Exercise
Report every line in the listing below where the string "toàn" shows up.

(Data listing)
________________________

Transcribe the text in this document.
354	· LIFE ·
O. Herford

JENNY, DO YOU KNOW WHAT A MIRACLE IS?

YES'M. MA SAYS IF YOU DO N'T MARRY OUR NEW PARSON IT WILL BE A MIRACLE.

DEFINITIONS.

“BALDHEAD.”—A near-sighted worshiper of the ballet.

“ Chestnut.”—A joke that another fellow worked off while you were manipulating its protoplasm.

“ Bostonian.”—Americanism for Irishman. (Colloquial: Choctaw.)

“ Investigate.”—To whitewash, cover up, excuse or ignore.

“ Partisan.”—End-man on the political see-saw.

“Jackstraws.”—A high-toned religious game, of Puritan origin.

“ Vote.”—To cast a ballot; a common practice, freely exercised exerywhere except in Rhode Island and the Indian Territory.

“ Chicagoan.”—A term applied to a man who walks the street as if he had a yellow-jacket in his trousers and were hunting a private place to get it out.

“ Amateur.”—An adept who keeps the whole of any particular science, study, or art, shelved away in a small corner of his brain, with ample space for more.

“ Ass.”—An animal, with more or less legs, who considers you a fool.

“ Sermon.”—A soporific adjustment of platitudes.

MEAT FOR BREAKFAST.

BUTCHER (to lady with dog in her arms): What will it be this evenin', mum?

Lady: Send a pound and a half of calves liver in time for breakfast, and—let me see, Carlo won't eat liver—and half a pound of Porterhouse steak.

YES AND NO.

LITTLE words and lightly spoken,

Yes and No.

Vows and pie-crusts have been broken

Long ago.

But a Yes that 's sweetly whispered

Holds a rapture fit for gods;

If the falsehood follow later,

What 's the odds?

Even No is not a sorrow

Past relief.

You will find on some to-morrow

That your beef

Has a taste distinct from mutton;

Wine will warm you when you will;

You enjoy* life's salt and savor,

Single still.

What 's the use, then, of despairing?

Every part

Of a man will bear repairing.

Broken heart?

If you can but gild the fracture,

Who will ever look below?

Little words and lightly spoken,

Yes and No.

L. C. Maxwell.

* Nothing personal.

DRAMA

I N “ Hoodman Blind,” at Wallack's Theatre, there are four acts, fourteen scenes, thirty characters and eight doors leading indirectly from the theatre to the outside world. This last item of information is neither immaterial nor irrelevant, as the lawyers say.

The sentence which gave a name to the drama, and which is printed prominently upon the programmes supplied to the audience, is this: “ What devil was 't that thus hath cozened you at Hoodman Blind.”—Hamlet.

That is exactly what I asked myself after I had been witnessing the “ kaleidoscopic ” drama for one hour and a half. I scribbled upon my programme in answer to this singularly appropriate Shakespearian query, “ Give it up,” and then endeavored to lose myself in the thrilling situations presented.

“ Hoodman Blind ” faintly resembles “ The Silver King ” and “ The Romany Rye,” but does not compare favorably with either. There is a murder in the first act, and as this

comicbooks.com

________________________

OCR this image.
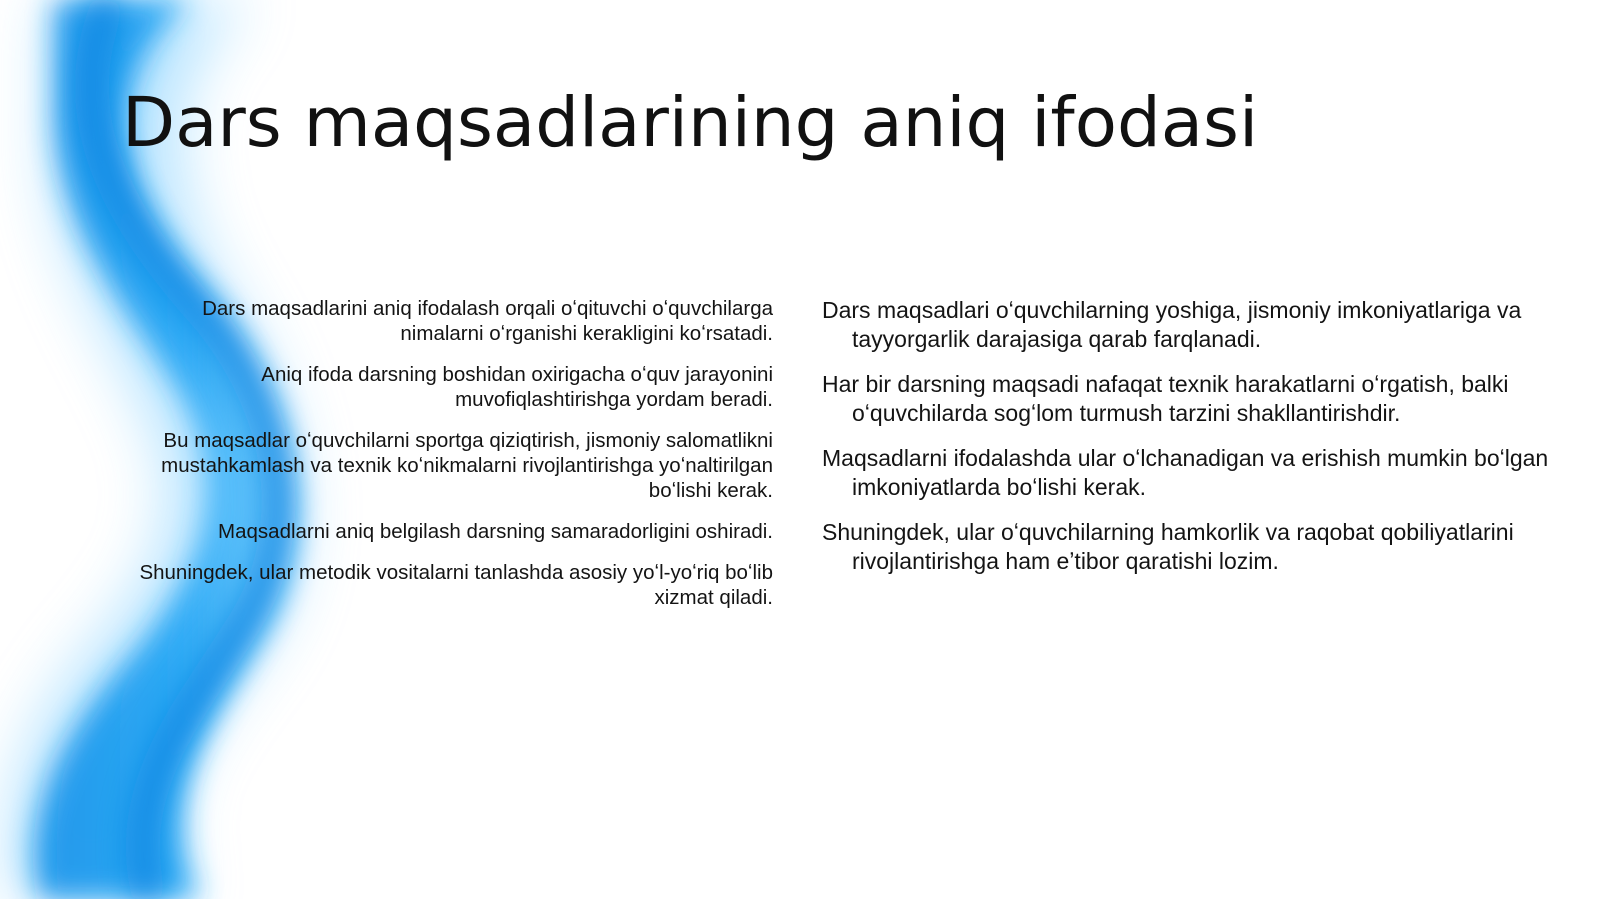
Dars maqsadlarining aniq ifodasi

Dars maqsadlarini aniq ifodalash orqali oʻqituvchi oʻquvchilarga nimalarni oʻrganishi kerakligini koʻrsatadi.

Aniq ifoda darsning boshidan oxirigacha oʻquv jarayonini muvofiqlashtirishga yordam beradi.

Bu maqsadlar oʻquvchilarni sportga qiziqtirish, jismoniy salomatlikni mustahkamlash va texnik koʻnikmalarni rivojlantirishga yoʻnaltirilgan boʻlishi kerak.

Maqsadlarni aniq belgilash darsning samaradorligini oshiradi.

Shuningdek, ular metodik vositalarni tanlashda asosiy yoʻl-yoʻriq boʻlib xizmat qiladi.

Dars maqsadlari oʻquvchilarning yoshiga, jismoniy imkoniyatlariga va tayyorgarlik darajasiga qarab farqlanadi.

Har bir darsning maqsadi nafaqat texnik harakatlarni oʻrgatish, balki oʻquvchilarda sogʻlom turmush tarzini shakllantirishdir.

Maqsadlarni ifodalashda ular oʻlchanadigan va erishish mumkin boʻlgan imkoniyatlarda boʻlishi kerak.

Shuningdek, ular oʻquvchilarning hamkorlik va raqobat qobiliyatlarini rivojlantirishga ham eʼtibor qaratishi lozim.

________________________

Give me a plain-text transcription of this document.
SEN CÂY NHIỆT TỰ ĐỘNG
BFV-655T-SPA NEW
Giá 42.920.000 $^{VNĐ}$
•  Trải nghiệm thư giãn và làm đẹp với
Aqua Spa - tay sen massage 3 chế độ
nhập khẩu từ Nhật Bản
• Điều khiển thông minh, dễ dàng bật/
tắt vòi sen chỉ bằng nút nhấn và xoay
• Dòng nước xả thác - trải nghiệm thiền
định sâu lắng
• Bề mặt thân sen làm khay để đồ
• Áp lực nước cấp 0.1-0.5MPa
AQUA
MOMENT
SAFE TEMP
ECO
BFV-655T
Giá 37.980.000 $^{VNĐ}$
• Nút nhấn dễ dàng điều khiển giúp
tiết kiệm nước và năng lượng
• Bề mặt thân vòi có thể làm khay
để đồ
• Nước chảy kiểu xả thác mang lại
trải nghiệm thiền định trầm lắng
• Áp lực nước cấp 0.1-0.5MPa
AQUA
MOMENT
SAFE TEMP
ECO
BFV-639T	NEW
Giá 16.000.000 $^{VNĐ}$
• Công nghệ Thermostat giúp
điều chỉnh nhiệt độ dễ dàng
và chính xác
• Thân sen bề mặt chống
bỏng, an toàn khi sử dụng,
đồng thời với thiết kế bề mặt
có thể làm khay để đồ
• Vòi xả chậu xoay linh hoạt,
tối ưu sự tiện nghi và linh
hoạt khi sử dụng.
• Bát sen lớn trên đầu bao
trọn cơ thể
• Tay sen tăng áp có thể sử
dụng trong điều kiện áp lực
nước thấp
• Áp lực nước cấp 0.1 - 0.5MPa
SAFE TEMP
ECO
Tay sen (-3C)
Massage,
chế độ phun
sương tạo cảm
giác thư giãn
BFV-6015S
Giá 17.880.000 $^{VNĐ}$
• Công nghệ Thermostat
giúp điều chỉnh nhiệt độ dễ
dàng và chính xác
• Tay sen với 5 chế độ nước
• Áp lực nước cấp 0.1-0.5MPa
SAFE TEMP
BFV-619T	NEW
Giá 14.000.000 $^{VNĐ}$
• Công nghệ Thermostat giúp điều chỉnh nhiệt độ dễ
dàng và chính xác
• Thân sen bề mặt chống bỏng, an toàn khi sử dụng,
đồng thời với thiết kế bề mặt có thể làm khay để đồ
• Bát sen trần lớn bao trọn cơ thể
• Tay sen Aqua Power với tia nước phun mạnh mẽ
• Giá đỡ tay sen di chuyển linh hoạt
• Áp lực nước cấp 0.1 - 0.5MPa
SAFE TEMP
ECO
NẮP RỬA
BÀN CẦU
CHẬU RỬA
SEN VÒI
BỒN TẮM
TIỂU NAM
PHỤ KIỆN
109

________________________

Response to this exercise
bỏng, an toàn khi sử dụng,
• Thân sen bề mặt chống bỏng, an toàn khi sử dụng,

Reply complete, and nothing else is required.